> _REQUIREMENT_
Only the number is wanted: how many lines contain the string "title"?

> _ITEMS_
"""

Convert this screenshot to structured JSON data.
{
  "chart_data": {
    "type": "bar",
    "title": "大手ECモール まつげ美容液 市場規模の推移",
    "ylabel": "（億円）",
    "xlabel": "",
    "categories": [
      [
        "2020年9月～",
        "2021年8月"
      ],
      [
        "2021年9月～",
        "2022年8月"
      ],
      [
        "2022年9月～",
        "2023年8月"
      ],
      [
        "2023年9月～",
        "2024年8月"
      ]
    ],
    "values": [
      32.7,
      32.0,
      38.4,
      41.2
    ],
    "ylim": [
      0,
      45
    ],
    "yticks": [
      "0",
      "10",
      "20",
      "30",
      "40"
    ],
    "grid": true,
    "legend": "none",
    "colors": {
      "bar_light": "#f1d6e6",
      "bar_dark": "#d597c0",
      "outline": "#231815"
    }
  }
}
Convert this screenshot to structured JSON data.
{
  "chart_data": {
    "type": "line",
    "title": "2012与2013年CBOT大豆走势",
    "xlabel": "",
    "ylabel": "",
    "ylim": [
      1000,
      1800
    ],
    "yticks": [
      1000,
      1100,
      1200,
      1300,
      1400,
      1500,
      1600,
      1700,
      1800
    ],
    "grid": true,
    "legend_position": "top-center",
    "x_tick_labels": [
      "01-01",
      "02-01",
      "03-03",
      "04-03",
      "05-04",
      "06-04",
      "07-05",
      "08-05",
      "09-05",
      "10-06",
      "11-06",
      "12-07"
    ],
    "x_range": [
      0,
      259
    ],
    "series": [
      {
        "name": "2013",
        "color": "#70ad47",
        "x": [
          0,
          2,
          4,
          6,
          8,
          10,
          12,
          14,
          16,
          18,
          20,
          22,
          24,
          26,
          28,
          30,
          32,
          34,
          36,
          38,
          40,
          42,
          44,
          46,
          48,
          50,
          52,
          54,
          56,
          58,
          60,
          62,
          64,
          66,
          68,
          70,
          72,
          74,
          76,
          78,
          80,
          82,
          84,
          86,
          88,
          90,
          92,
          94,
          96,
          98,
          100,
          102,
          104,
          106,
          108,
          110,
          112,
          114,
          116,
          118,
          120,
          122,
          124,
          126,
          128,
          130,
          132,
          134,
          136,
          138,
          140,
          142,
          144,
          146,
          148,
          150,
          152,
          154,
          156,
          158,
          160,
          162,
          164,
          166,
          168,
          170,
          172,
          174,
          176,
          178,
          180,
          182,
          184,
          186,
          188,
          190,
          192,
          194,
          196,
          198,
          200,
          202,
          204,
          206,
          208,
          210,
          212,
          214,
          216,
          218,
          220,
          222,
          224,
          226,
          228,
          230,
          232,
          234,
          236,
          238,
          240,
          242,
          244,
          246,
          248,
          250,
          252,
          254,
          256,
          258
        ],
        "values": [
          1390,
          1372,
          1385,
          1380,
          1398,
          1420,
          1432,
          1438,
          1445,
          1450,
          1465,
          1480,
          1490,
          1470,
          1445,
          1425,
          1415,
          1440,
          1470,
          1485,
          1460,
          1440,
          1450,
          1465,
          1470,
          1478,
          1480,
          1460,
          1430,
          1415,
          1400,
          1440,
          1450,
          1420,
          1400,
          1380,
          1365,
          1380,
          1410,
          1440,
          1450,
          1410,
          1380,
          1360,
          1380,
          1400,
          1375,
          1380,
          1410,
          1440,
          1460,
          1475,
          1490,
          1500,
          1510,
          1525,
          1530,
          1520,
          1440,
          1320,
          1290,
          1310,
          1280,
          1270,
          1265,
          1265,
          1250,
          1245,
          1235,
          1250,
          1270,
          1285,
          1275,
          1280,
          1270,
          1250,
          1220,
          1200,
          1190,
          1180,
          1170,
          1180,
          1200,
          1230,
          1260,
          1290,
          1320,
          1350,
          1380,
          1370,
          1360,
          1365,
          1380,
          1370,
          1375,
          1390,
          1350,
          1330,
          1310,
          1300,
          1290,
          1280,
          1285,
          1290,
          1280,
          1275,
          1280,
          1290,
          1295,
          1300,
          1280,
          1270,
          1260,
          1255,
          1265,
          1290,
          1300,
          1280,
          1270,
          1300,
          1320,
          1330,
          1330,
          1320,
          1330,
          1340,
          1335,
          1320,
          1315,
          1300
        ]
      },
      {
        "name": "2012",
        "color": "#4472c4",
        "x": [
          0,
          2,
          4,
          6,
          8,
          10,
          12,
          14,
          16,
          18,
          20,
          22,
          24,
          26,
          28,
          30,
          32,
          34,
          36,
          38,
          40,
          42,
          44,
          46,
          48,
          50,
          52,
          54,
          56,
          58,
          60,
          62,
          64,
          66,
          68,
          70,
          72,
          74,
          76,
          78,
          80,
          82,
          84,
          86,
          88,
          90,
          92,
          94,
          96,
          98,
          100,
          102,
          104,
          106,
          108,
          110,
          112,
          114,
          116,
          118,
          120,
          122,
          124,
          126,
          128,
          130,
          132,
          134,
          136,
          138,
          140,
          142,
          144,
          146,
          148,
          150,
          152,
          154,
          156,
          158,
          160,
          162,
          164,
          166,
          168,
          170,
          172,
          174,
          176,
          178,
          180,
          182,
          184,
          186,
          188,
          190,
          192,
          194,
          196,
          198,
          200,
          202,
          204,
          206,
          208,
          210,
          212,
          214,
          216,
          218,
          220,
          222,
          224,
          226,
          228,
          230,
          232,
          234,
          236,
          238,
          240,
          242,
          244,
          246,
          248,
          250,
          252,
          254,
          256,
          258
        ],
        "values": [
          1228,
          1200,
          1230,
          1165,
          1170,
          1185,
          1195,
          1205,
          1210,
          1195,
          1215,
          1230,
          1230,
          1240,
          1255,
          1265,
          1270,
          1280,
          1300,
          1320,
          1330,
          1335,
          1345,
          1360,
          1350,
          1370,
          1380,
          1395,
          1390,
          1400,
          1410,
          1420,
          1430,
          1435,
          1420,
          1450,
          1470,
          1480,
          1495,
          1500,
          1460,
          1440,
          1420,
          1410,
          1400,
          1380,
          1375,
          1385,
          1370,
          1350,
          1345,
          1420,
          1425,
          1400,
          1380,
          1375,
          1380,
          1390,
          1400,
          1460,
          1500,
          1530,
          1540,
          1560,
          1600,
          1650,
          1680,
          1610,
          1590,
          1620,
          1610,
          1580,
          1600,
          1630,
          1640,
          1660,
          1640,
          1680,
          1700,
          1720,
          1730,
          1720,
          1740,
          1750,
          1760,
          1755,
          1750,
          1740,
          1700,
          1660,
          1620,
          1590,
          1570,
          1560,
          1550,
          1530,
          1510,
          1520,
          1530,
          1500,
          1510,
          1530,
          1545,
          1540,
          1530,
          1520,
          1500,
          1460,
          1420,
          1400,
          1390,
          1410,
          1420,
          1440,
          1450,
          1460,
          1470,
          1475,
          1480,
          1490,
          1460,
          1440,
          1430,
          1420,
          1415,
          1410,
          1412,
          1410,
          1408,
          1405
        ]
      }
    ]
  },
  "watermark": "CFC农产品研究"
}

"""

> _ANSWER TO THE TASK_
2